═══ Extracted information ═══

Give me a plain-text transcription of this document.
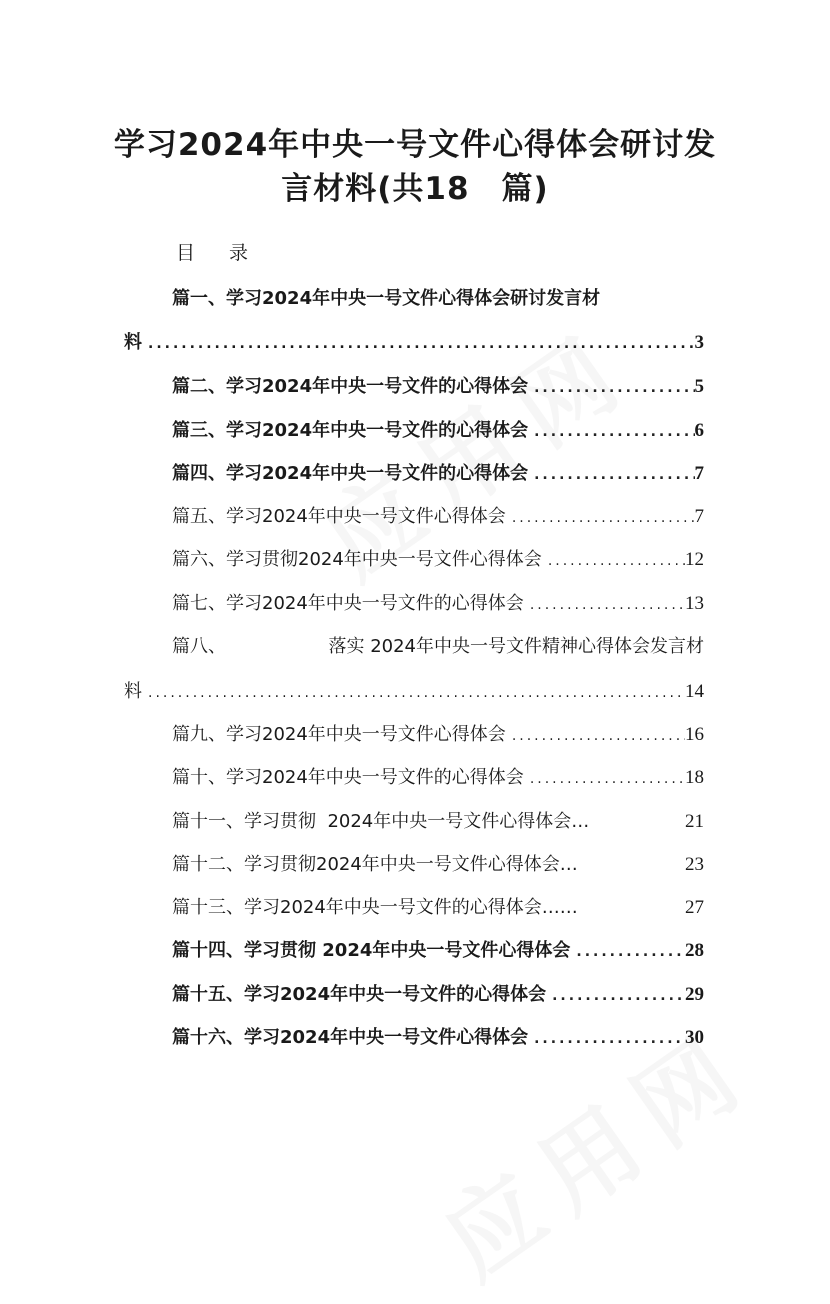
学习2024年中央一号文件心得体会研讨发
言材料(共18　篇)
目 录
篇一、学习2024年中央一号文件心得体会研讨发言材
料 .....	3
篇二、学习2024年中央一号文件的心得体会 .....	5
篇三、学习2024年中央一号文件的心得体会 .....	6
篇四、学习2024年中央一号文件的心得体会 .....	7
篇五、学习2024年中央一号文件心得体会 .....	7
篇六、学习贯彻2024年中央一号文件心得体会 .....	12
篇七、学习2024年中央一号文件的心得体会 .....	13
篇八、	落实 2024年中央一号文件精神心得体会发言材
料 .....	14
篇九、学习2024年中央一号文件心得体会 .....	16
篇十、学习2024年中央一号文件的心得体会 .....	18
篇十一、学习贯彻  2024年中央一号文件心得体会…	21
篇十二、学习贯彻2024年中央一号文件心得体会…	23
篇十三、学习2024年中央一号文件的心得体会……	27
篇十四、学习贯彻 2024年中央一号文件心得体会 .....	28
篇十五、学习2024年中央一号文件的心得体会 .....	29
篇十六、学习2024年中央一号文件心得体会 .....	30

═══

• [Objective] Nothing in the entries should change as you copy them, except that the pictures are left out.

• [Response below]
Give me a plain-text transcription of this document.
学习2024年中央一号文件心得体会研讨发
言材料(共18　篇)
目 录
篇一、学习2024年中央一号文件心得体会研讨发言材
料 .....	3
篇二、学习2024年中央一号文件的心得体会 .....	5
篇三、学习2024年中央一号文件的心得体会 .....	6
篇四、学习2024年中央一号文件的心得体会 .....	7
篇五、学习2024年中央一号文件心得体会 .....	7
篇六、学习贯彻2024年中央一号文件心得体会 .....	12
篇七、学习2024年中央一号文件的心得体会 .....	13
篇八、	落实 2024年中央一号文件精神心得体会发言材
料 .....	14
篇九、学习2024年中央一号文件心得体会 .....	16
篇十、学习2024年中央一号文件的心得体会 .....	18
篇十一、学习贯彻  2024年中央一号文件心得体会…	21
篇十二、学习贯彻2024年中央一号文件心得体会…	23
篇十三、学习2024年中央一号文件的心得体会……	27
篇十四、学习贯彻 2024年中央一号文件心得体会 .....	28
篇十五、学习2024年中央一号文件的心得体会 .....	29
篇十六、学习2024年中央一号文件心得体会 .....	30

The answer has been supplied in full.